What is expected:
Produce an exact copy of all the data below, dropping every image.

▬▬▬▬▬▬

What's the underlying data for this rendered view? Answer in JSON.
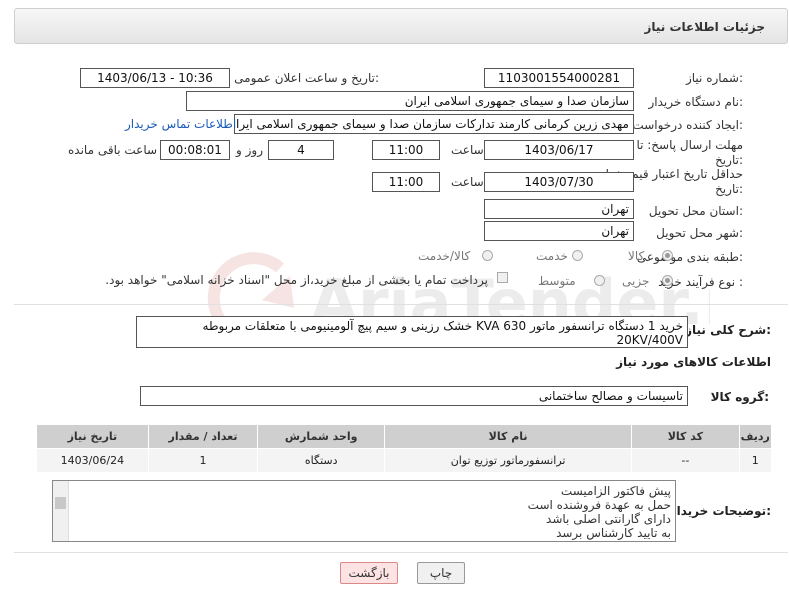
{
  "header": {
    "title": "جزئیات اطلاعات نیاز"
  },
  "fields": {
    "need_number_label": "شماره نیاز:",
    "need_number": "1103001554000281",
    "announce_label": "تاریخ و ساعت اعلان عمومی:",
    "announce_value": "1403/06/13 - 10:36",
    "buyer_org_label": "نام دستگاه خریدار:",
    "buyer_org": "سازمان صدا و سیمای جمهوری اسلامی ایران",
    "creator_label": "ایجاد کننده درخواست:",
    "creator": "مهدی زرین کرمانی کارمند تدارکات سازمان صدا و سیمای جمهوری اسلامی ایران",
    "contact_link": "اطلاعات تماس خریدار",
    "reply_deadline_label": "مهلت ارسال پاسخ: تا",
    "reply_deadline_label2": "تاریخ:",
    "reply_date": "1403/06/17",
    "time_label": "ساعت",
    "reply_time": "11:00",
    "days_value": "4",
    "days_label": "روز و",
    "remaining_value": "00:08:01",
    "remaining_label": "ساعت باقی مانده",
    "validity_label": "حداقل تاریخ اعتبار قیمت: تا",
    "validity_label2": "تاریخ:",
    "validity_date": "1403/07/30",
    "validity_time": "11:00",
    "province_label": "استان محل تحویل:",
    "province": "تهران",
    "city_label": "شهر محل تحویل:",
    "city": "تهران",
    "category_label": "طبقه بندی موضوعی:",
    "category_options": [
      "کالا",
      "خدمت",
      "کالا/خدمت"
    ],
    "purchase_type_label": "نوع فرآیند خرید :",
    "purchase_options": [
      "جزیی",
      "متوسط"
    ],
    "payment_note": "پرداخت تمام یا بخشی از مبلغ خرید،از محل \"اسناد خزانه اسلامی\" خواهد بود."
  },
  "description": {
    "label": "شرح کلی نیاز:",
    "text": "خرید 1 دستگاه ترانسفور ماتور KVA 630 خشک رزینی و سیم پیچ آلومینیومی با متعلقات مربوطه 20KV/400V"
  },
  "goods_section": {
    "title": "اطلاعات کالاهای مورد نیاز",
    "group_label": "گروه کالا:",
    "group_value": "تاسیسات و مصالح ساختمانی"
  },
  "table": {
    "headers": [
      "ردیف",
      "کد کالا",
      "نام کالا",
      "واحد شمارش",
      "تعداد / مقدار",
      "تاریخ نیاز"
    ],
    "rows": [
      [
        "1",
        "--",
        "ترانسفورماتور توزیع توان",
        "دستگاه",
        "1",
        "1403/06/24"
      ]
    ]
  },
  "buyer_notes": {
    "label": "توضیحات خریدار:",
    "lines": [
      "پیش فاکتور الزامیست",
      "حمل به عهدة فروشنده است",
      "دارای گارانتی اصلی باشد",
      "به تایید کارشناس برسد"
    ]
  },
  "buttons": {
    "print": "چاپ",
    "back": "بازگشت"
  },
  "watermark": {
    "text": "AriaTender.neT"
  }
}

▬▬▬▬▬▬

Response to the exercise:
What's the underlying data for this rendered view? Answer in JSON.
{
  "header": {
    "title": "جزئیات اطلاعات نیاز"
  },
  "fields": {
    "need_number_label": "شماره نیاز:",
    "need_number": "1103001554000281",
    "announce_label": "تاریخ و ساعت اعلان عمومی:",
    "announce_value": "1403/06/13 - 10:36",
    "buyer_org_label": "نام دستگاه خریدار:",
    "buyer_org": "سازمان صدا و سیمای جمهوری اسلامی ایران",
    "creator_label": "ایجاد کننده درخواست:",
    "creator": "مهدی زرین کرمانی کارمند تدارکات سازمان صدا و سیمای جمهوری اسلامی ایران",
    "contact_link": "اطلاعات تماس خریدار",
    "reply_deadline_label": "مهلت ارسال پاسخ: تا",
    "reply_deadline_label2": "تاریخ:",
    "reply_date": "1403/06/17",
    "time_label": "ساعت",
    "reply_time": "11:00",
    "days_value": "4",
    "days_label": "روز و",
    "remaining_value": "00:08:01",
    "remaining_label": "ساعت باقی مانده",
    "validity_label": "حداقل تاریخ اعتبار قیمت: تا",
    "validity_label2": "تاریخ:",
    "validity_date": "1403/07/30",
    "validity_time": "11:00",
    "province_label": "استان محل تحویل:",
    "province": "تهران",
    "city_label": "شهر محل تحویل:",
    "city": "تهران",
    "category_label": "طبقه بندی موضوعی:",
    "category_options": [
      "کالا",
      "خدمت",
      "کالا/خدمت"
    ],
    "purchase_type_label": "نوع فرآیند خرید :",
    "purchase_options": [
      "جزیی",
      "متوسط"
    ],
    "payment_note": "پرداخت تمام یا بخشی از مبلغ خرید،از محل \"اسناد خزانه اسلامی\" خواهد بود."
  },
  "description": {
    "label": "شرح کلی نیاز:",
    "text": "خرید 1 دستگاه ترانسفور ماتور KVA 630 خشک رزینی و سیم پیچ آلومینیومی با متعلقات مربوطه 20KV/400V"
  },
  "goods_section": {
    "title": "اطلاعات کالاهای مورد نیاز",
    "group_label": "گروه کالا:",
    "group_value": "تاسیسات و مصالح ساختمانی"
  },
  "table": {
    "headers": [
      "ردیف",
      "کد کالا",
      "نام کالا",
      "واحد شمارش",
      "تعداد / مقدار",
      "تاریخ نیاز"
    ],
    "rows": [
      [
        "1",
        "--",
        "ترانسفورماتور توزیع توان",
        "دستگاه",
        "1",
        "1403/06/24"
      ]
    ]
  },
  "buyer_notes": {
    "label": "توضیحات خریدار:",
    "lines": [
      "پیش فاکتور الزامیست",
      "حمل به عهدة فروشنده است",
      "دارای گارانتی اصلی باشد",
      "به تایید کارشناس برسد"
    ]
  },
  "buttons": {
    "print": "چاپ",
    "back": "بازگشت"
  },
  "watermark": {
    "text": "AriaTender.neT"
  }
}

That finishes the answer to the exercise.